begin
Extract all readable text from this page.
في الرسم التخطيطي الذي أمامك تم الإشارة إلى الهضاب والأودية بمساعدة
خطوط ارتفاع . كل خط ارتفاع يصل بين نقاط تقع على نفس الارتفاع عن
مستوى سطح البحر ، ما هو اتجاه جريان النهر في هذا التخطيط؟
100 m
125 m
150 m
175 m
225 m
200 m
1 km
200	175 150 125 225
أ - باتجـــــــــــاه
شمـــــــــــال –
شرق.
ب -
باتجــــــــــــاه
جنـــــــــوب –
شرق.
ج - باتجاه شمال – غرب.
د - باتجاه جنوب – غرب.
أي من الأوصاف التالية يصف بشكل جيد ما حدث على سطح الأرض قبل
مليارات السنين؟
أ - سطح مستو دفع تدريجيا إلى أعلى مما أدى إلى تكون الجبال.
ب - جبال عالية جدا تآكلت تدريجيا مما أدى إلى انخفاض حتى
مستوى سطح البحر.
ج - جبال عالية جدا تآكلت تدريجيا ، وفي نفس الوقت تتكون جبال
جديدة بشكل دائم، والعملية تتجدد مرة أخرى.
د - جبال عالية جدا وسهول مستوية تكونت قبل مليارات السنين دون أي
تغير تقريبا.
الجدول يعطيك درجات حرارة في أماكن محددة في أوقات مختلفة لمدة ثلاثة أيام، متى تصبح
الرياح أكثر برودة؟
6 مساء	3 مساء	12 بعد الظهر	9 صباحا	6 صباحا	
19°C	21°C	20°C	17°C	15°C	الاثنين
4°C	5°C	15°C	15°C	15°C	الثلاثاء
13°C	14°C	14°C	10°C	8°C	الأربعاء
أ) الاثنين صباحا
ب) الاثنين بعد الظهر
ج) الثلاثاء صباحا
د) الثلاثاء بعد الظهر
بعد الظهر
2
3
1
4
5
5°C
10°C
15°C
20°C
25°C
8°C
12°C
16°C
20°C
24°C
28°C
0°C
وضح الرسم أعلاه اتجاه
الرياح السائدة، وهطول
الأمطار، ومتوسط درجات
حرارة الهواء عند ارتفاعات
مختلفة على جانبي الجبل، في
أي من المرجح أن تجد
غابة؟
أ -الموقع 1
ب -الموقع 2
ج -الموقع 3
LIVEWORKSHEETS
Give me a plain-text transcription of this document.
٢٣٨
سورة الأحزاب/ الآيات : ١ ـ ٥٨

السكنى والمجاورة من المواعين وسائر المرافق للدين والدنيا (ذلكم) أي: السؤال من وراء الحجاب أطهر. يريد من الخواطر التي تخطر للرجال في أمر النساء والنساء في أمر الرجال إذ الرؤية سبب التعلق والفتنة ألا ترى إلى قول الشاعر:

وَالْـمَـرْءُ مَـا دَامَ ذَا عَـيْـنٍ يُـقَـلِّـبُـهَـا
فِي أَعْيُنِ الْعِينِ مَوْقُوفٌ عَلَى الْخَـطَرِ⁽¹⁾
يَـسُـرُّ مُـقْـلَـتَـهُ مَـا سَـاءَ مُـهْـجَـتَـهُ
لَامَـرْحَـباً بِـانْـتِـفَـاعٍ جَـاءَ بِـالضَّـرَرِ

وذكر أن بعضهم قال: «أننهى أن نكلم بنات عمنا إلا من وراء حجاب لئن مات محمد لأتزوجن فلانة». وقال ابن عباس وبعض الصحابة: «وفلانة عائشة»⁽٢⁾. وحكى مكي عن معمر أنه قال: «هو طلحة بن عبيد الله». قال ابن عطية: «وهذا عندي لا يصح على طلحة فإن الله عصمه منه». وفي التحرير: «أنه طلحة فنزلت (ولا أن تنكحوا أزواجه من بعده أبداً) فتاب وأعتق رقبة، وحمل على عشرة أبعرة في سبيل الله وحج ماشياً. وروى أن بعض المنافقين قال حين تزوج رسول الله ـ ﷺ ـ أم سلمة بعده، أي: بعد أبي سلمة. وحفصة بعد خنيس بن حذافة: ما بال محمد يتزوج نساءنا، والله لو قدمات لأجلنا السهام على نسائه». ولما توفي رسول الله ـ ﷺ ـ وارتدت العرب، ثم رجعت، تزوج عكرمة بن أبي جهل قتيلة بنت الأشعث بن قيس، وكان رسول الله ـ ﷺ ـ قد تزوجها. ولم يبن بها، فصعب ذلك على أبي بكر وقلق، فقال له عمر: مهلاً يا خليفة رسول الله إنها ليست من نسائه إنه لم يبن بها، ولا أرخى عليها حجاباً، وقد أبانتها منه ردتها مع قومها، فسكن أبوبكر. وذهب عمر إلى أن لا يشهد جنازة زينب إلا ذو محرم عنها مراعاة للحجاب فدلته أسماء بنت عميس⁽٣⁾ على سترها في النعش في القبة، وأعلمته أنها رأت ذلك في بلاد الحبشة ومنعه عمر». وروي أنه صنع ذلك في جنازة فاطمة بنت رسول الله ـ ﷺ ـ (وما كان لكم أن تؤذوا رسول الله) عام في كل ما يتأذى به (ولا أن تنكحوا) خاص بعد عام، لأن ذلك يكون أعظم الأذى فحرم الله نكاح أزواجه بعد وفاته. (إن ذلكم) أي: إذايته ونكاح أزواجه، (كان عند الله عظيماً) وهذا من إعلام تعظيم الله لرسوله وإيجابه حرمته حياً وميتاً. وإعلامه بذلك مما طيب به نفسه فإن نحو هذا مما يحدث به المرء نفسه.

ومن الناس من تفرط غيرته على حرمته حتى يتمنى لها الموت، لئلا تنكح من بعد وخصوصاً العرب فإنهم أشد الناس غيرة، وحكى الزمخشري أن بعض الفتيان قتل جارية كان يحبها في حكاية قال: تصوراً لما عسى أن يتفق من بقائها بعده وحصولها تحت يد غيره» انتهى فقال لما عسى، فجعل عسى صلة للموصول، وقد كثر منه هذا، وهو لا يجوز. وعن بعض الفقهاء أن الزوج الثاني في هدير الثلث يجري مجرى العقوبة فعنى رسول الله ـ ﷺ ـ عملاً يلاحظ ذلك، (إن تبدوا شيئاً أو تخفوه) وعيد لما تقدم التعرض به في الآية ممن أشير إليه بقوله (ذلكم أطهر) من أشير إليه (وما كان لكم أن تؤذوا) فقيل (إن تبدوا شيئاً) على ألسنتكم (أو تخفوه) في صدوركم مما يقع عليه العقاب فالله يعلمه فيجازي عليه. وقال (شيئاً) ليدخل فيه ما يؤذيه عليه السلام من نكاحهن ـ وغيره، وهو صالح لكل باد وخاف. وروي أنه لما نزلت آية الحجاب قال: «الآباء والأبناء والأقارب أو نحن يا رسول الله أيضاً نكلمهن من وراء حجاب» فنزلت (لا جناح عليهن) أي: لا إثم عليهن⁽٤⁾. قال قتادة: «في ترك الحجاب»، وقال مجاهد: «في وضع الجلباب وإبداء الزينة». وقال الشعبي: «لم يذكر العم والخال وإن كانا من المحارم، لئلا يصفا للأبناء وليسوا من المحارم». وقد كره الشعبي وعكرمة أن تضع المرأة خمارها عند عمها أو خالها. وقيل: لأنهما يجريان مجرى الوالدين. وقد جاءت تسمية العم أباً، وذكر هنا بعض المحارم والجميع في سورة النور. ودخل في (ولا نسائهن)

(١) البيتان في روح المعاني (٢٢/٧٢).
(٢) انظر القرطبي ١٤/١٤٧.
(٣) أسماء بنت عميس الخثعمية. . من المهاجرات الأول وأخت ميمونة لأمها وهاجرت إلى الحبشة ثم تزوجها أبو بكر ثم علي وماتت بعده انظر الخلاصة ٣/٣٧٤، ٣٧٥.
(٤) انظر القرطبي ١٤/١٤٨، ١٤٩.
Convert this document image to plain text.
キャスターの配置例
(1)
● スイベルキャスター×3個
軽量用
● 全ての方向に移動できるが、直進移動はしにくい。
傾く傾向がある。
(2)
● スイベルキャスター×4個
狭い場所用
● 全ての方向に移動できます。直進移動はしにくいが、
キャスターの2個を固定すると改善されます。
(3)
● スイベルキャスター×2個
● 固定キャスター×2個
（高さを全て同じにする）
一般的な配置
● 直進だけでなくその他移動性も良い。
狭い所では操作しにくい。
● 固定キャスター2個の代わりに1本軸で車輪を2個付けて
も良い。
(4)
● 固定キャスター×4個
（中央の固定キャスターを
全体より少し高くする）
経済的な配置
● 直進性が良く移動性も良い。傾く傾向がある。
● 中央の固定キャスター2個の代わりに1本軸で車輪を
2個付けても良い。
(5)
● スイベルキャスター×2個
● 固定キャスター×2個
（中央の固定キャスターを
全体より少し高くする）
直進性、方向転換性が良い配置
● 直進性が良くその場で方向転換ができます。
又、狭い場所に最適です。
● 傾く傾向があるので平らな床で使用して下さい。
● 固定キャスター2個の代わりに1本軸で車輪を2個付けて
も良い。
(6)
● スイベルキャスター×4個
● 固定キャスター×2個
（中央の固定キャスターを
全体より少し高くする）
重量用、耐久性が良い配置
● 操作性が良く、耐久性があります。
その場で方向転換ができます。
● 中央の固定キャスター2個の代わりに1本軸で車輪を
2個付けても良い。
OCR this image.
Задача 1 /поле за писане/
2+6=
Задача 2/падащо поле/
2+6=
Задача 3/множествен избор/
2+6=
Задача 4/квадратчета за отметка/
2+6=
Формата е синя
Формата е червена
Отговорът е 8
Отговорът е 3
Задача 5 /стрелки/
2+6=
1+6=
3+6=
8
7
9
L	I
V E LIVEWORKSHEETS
end
§ **Task requirements**
Every line in the data that holds "this" should be copied out.

§ **Worked solution**
Extract all readable text from this page.
Give me a plain-text transcription of this document.
Convert this document image to plain text.
OCR this image.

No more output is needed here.